> [Directions]
Note each line where "placeholder" appears, and copy it.

> [Data supplied]

# # #

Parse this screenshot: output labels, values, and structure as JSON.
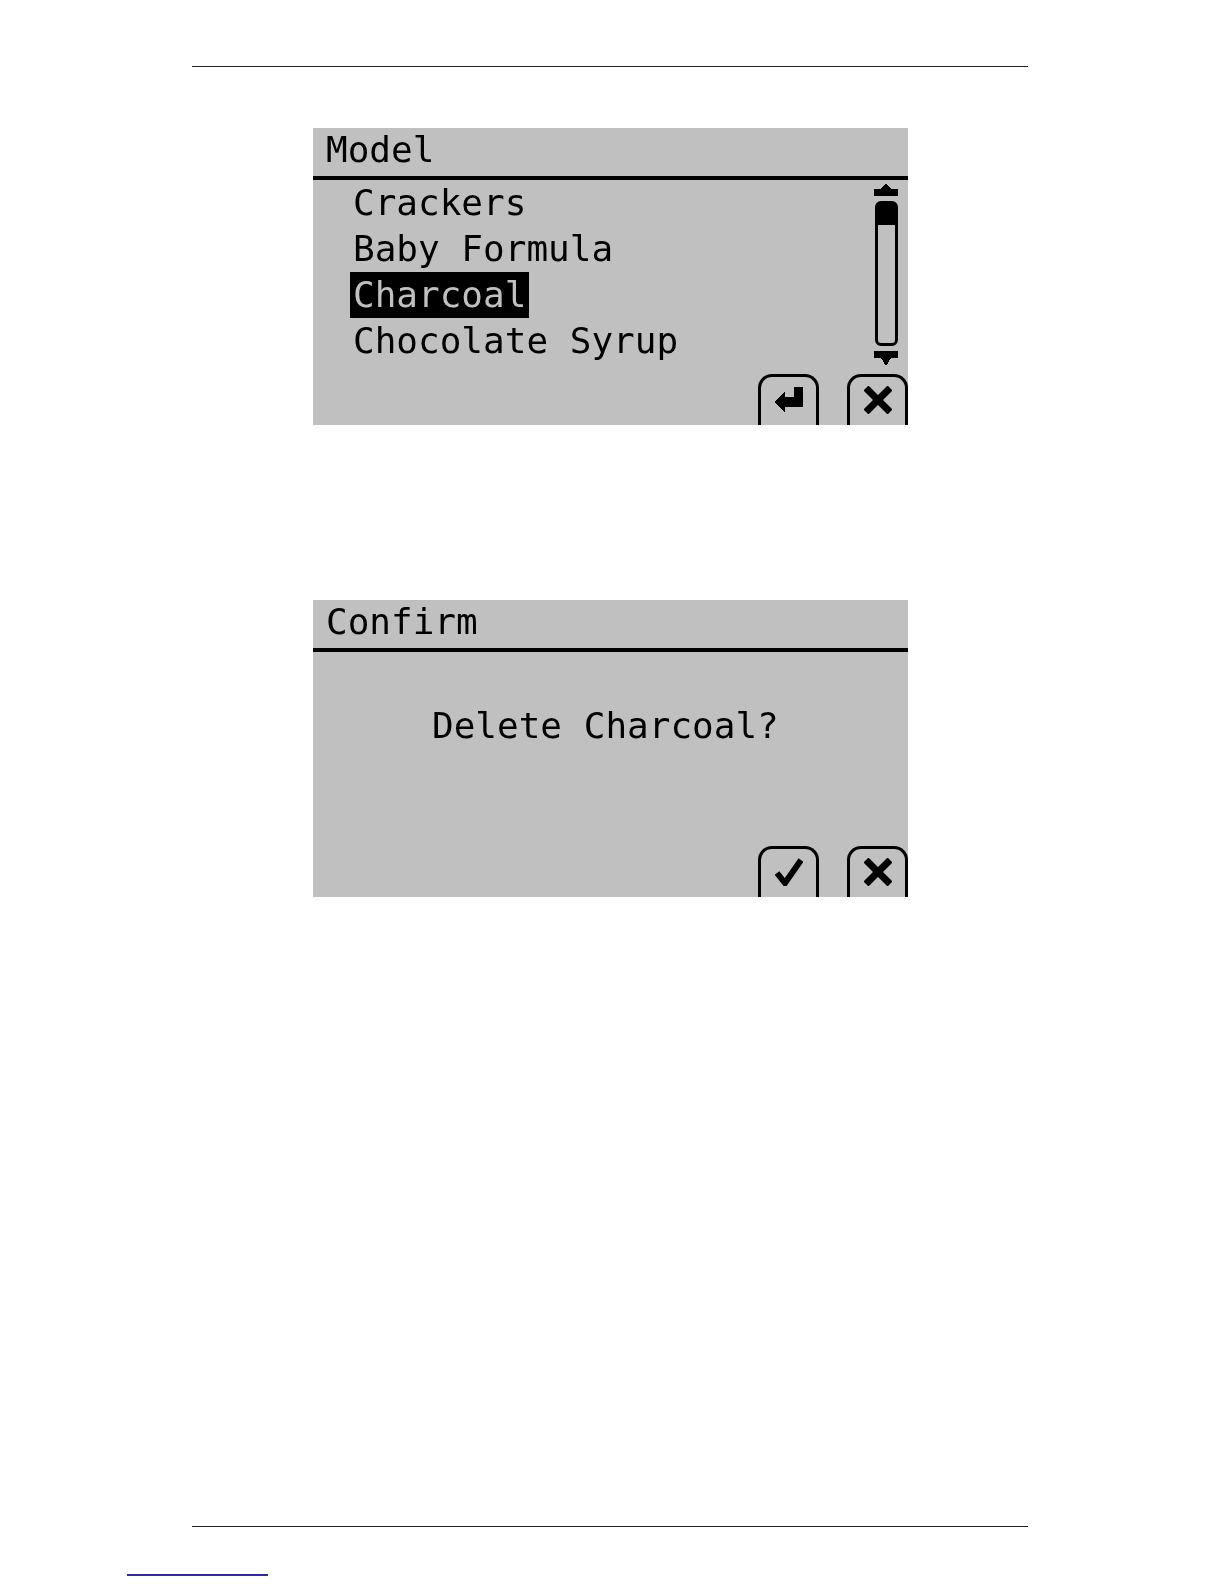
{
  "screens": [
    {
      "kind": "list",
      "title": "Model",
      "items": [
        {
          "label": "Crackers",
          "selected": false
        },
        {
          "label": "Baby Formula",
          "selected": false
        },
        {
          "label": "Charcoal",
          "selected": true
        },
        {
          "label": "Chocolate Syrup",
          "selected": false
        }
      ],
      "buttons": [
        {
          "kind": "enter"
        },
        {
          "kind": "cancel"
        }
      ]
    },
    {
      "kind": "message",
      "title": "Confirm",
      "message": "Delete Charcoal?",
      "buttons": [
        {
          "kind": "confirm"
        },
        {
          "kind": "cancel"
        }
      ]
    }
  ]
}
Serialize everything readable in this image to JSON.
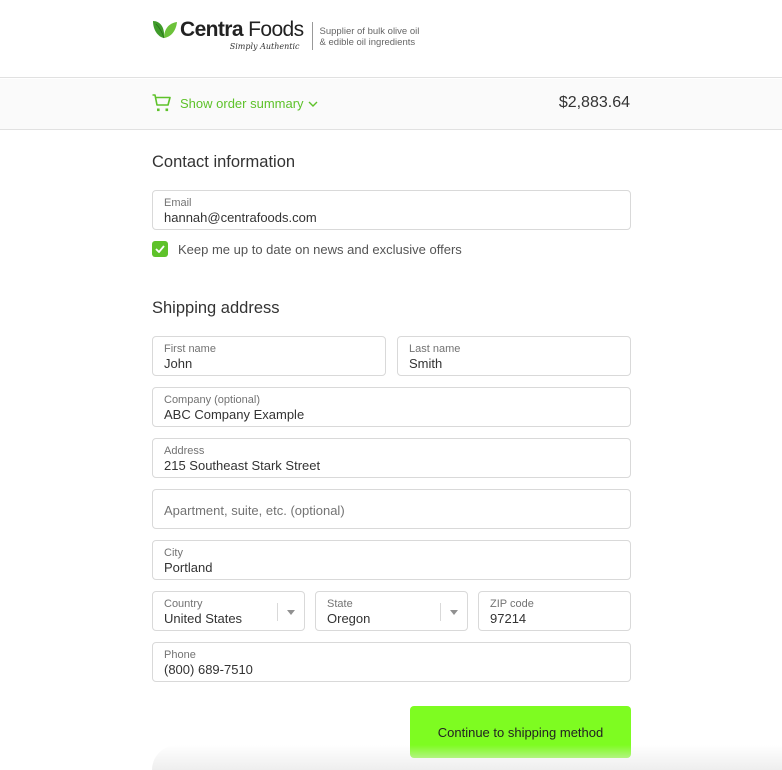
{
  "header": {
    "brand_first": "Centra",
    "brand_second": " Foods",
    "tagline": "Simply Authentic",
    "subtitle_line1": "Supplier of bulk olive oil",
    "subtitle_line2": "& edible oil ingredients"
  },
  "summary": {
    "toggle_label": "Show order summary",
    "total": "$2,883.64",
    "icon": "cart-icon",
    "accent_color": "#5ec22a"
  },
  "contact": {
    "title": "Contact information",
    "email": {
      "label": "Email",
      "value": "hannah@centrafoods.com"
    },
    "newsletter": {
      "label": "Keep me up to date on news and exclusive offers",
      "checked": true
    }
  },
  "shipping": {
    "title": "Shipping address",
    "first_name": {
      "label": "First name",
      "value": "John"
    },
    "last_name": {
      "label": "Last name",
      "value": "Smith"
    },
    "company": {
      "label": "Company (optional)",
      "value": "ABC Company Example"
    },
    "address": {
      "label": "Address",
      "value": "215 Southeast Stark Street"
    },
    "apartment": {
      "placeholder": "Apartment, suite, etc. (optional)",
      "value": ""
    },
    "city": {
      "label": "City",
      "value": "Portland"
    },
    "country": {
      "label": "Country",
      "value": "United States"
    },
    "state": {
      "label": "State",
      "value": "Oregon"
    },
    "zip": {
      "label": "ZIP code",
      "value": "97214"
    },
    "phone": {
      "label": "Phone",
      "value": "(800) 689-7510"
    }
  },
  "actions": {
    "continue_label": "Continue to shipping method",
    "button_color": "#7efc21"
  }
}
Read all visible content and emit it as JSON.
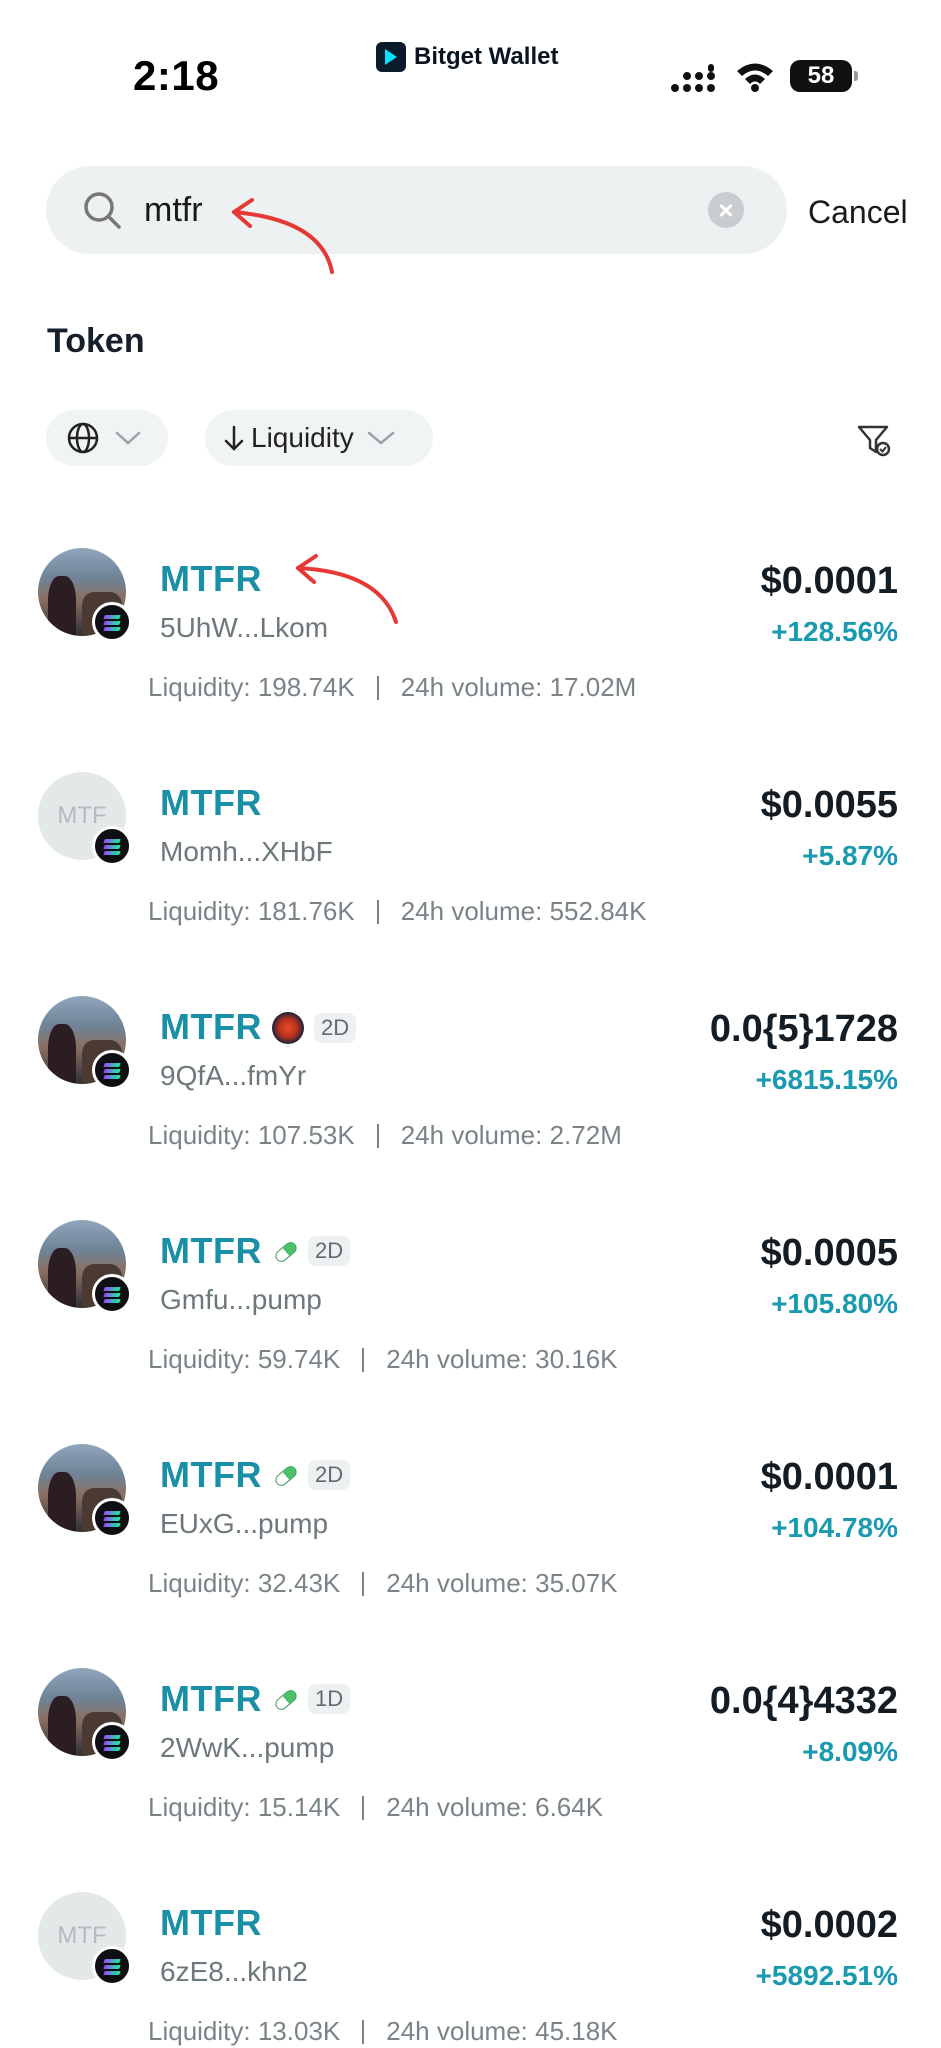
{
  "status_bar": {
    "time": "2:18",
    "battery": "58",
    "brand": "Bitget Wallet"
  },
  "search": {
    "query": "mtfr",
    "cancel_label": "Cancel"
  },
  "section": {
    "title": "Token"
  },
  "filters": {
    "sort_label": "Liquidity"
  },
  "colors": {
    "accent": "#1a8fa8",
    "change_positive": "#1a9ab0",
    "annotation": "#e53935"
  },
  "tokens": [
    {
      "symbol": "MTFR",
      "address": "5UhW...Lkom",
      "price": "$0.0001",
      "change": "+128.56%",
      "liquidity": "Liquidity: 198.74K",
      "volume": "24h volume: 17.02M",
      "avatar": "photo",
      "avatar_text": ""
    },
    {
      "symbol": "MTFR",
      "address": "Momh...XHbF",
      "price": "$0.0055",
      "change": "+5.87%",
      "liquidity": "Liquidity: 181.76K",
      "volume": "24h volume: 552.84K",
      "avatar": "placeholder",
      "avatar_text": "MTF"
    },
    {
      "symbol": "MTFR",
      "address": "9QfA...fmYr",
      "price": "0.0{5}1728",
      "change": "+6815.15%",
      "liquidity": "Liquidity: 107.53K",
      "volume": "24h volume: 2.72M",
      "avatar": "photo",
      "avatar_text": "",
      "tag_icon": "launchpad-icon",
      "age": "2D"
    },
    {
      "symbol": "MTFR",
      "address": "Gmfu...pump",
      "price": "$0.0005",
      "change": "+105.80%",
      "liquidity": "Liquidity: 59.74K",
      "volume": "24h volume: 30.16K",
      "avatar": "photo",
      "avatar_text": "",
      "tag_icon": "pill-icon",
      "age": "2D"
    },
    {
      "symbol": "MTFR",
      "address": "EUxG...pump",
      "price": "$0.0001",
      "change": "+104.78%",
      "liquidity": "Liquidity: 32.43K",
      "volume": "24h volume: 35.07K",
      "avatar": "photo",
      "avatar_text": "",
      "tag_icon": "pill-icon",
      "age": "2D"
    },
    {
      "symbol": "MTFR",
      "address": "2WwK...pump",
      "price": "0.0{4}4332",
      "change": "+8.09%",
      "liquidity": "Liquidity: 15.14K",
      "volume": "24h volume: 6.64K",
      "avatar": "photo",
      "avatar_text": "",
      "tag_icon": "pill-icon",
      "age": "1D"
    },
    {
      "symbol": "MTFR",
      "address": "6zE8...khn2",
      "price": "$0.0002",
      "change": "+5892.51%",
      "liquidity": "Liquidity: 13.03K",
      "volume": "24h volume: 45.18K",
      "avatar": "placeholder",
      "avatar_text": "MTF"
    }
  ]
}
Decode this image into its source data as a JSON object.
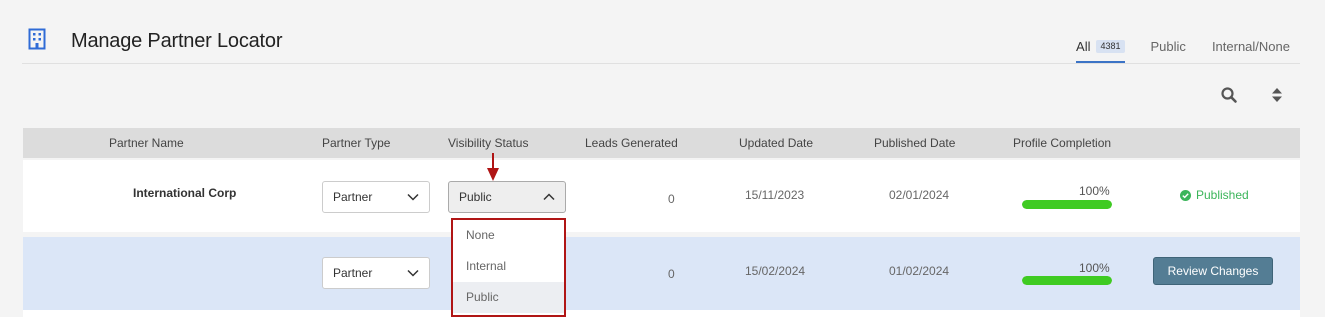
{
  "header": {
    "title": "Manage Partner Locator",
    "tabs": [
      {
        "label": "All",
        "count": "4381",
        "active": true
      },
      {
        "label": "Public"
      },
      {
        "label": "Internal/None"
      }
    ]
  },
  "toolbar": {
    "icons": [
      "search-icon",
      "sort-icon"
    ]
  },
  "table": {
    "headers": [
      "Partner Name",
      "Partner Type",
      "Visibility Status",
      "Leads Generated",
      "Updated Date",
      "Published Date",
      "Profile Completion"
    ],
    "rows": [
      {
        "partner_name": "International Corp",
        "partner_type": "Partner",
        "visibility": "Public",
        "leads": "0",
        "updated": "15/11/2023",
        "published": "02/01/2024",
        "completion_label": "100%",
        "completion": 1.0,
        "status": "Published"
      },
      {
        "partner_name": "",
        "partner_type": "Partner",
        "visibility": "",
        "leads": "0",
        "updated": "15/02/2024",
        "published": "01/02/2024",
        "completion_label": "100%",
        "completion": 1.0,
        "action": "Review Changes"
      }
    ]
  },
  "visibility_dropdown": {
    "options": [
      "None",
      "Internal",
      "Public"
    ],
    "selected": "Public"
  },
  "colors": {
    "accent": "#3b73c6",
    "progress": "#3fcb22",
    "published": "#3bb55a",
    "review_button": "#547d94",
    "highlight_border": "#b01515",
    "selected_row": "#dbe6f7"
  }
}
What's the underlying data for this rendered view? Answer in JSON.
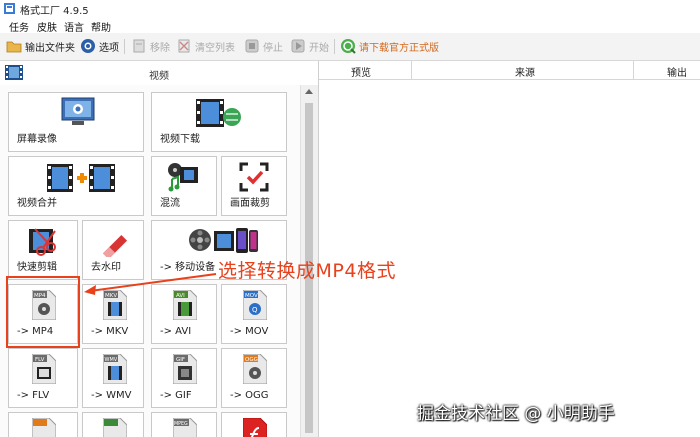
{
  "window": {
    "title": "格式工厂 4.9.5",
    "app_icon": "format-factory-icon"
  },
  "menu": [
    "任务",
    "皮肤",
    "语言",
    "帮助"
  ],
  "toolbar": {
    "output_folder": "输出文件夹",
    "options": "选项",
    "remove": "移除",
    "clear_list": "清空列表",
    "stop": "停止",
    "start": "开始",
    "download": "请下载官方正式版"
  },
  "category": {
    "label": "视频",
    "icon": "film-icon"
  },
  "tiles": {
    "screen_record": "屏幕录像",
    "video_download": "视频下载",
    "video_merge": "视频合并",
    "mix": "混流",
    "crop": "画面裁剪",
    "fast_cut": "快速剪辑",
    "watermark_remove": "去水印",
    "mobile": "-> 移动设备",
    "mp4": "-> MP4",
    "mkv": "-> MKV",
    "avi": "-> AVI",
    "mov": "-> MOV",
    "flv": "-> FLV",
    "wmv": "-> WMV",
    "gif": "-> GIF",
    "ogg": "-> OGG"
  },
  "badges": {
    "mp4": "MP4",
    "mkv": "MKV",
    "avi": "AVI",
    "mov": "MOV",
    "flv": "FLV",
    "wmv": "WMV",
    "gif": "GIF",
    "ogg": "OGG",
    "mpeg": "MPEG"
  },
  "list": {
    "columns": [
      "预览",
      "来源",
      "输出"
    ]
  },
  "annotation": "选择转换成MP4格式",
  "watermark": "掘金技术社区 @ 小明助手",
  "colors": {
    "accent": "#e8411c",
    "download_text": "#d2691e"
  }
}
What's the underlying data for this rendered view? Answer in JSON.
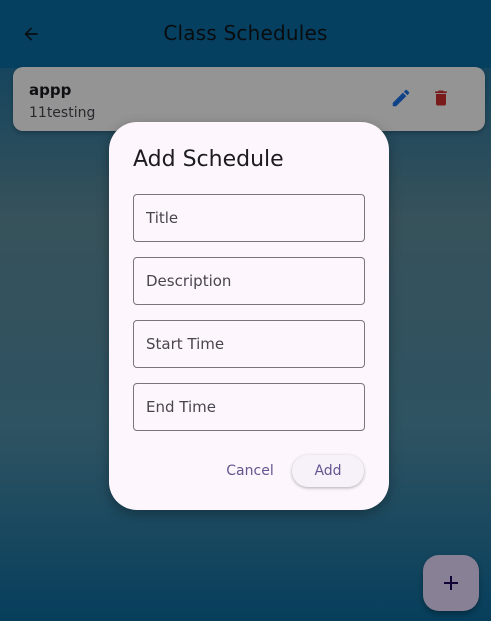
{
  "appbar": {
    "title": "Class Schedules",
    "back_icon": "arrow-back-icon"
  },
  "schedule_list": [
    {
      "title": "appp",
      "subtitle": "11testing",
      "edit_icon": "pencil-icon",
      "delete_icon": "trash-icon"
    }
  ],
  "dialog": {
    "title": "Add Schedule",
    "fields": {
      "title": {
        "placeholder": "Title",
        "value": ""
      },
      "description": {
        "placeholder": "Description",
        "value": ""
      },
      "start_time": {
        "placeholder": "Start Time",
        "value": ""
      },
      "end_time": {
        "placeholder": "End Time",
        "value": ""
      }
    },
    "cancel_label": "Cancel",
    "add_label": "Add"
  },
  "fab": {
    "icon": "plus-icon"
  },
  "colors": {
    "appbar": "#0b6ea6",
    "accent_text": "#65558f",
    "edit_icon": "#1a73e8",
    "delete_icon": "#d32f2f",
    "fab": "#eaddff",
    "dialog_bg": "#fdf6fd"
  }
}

# # #

> [Task answer]
      "placeholder": "Apartment, suite, etc. (optional)",
      "avatar": "placeholder",
      "avatar": "placeholder",
        "placeholder": "Title",
        "placeholder": "Description",
        "placeholder": "Start Time",
        "placeholder": "End Time",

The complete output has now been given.